What is asked => Filter the entries below, keeping every line that has the word "茅屋为秋风所破歌".

==== Source records

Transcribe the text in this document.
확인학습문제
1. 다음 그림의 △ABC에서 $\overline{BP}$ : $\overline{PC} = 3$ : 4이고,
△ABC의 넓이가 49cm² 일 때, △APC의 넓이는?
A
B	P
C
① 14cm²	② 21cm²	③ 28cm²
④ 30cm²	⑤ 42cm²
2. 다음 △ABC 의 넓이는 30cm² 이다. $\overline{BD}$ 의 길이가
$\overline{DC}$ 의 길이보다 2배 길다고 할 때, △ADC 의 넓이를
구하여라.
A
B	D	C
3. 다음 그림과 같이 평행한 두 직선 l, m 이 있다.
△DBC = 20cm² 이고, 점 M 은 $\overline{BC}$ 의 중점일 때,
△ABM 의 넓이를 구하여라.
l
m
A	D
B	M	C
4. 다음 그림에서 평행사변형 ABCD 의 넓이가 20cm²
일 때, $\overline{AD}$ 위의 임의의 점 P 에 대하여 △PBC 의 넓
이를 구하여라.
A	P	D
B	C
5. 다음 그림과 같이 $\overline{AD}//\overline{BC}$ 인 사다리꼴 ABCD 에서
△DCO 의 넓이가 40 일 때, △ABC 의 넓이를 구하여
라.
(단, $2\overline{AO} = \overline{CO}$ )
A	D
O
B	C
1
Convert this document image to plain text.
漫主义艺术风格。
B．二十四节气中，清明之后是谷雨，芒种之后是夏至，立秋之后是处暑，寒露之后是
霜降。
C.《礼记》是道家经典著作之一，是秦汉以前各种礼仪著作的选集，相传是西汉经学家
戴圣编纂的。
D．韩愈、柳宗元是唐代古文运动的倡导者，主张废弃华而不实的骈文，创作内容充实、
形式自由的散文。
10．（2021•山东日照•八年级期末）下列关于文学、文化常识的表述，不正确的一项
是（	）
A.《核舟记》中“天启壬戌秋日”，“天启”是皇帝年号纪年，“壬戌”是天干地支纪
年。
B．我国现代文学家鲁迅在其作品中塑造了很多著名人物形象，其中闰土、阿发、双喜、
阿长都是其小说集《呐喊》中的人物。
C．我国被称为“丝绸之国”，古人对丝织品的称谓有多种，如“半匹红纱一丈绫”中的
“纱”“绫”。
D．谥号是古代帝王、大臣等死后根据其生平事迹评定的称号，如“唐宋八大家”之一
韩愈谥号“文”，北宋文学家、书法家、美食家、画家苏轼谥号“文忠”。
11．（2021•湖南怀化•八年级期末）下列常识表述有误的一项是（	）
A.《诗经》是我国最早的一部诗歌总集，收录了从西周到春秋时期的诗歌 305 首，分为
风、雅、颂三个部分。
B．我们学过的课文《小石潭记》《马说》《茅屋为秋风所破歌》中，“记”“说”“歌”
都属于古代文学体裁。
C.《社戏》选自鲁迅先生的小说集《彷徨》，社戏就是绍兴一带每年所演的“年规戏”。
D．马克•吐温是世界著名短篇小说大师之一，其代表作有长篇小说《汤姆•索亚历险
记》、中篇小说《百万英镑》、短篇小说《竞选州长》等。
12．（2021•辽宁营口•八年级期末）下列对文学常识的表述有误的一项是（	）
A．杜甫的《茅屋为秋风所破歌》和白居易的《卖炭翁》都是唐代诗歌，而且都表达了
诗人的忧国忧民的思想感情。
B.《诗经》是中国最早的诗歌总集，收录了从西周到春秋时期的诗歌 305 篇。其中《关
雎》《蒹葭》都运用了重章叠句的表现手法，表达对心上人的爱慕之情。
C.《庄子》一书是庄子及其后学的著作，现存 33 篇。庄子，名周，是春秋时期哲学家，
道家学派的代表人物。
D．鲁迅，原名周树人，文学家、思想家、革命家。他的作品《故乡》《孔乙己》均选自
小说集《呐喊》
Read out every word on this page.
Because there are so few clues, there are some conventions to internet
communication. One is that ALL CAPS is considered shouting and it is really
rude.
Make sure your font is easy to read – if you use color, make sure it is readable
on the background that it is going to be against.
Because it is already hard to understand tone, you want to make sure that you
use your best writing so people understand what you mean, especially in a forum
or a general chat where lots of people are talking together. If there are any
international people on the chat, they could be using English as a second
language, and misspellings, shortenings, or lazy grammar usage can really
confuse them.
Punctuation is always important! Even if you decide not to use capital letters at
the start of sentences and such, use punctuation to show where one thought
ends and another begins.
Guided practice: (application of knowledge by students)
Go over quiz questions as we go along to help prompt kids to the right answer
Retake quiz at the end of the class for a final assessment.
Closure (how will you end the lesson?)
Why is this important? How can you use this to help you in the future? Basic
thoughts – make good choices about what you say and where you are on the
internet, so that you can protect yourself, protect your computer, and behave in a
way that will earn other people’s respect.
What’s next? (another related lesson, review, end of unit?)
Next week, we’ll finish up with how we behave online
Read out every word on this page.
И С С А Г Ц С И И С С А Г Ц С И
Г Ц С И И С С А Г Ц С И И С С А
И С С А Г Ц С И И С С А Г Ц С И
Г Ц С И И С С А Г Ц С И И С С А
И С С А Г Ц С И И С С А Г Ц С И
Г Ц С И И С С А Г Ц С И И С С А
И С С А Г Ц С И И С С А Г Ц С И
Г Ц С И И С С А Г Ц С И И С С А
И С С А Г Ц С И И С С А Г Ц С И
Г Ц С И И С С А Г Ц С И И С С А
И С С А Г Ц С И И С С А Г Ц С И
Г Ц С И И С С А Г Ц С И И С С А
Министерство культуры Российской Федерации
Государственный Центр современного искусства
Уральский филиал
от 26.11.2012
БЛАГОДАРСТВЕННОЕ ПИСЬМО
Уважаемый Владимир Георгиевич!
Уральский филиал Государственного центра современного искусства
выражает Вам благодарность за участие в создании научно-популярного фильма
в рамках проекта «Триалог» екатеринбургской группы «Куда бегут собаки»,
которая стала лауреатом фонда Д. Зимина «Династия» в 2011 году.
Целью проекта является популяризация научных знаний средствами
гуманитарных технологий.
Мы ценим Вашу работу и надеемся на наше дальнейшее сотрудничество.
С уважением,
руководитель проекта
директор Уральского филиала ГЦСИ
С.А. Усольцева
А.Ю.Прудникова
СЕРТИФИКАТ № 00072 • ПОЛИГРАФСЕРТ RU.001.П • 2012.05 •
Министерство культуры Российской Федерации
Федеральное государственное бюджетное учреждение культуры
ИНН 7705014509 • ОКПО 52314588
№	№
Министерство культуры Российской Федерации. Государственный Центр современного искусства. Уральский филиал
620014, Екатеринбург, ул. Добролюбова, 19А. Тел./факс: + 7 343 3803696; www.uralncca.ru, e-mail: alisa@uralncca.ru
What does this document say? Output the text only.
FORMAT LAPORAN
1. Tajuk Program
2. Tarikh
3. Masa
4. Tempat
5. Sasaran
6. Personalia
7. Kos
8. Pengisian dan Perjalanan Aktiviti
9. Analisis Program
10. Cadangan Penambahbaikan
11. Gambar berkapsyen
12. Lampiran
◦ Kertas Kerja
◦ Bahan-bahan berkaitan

========

The reply =>
B．我们学过的课文《小石潭记》《马说》《茅屋为秋风所破歌》中，“记”“说”“歌”
A．杜甫的《茅屋为秋风所破歌》和白居易的《卖炭翁》都是唐代诗歌，而且都表达了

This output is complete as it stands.